** What to produce **
Set the listing down again exactly, please, apart from its pictures.

[Extracted records]
________________________________________
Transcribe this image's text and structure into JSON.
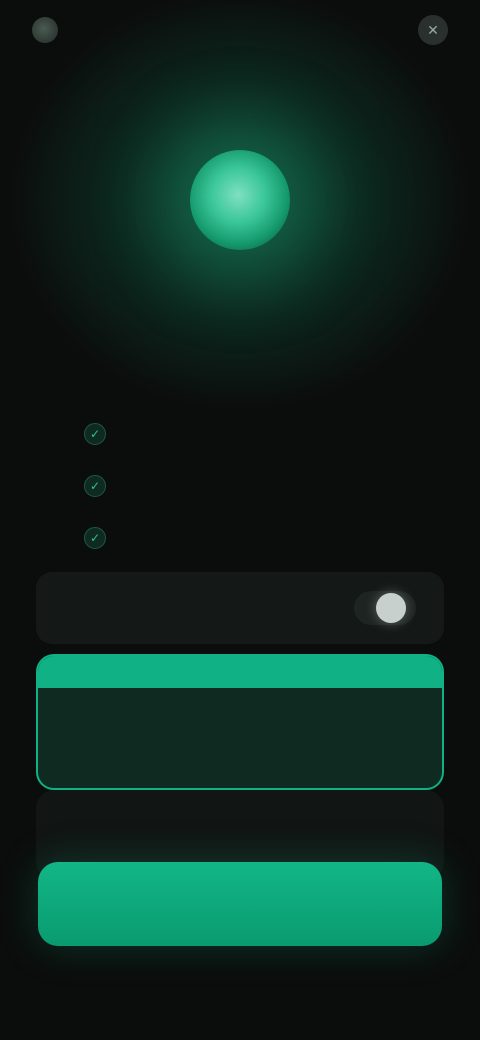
{
  "topbar": {
    "brand_name": "",
    "restore_link": "",
    "close_symbol": "✕"
  },
  "title": "",
  "features": [
    {
      "icon": "check-icon",
      "text": ""
    },
    {
      "icon": "check-icon",
      "text": ""
    },
    {
      "icon": "check-icon",
      "text": ""
    }
  ],
  "plans": {
    "toggle_label": "",
    "toggle_on": true,
    "featured": {
      "badge": "",
      "name": "",
      "subtitle": "",
      "price": ""
    },
    "secondary": {
      "name": "",
      "price": ""
    }
  },
  "cta_label": "",
  "footer": {
    "links": [
      "",
      "",
      ""
    ]
  },
  "colors": {
    "accent": "#10b184",
    "background": "#0b0d0c"
  }
}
________________________________________
** The response **
Transcribe this image's text and structure into JSON.
{
  "topbar": {
    "brand_name": "",
    "restore_link": "",
    "close_symbol": "✕"
  },
  "title": "",
  "features": [
    {
      "icon": "check-icon",
      "text": ""
    },
    {
      "icon": "check-icon",
      "text": ""
    },
    {
      "icon": "check-icon",
      "text": ""
    }
  ],
  "plans": {
    "toggle_label": "",
    "toggle_on": true,
    "featured": {
      "badge": "",
      "name": "",
      "subtitle": "",
      "price": ""
    },
    "secondary": {
      "name": "",
      "price": ""
    }
  },
  "cta_label": "",
  "footer": {
    "links": [
      "",
      "",
      ""
    ]
  },
  "colors": {
    "accent": "#10b184",
    "background": "#0b0d0c"
  }
}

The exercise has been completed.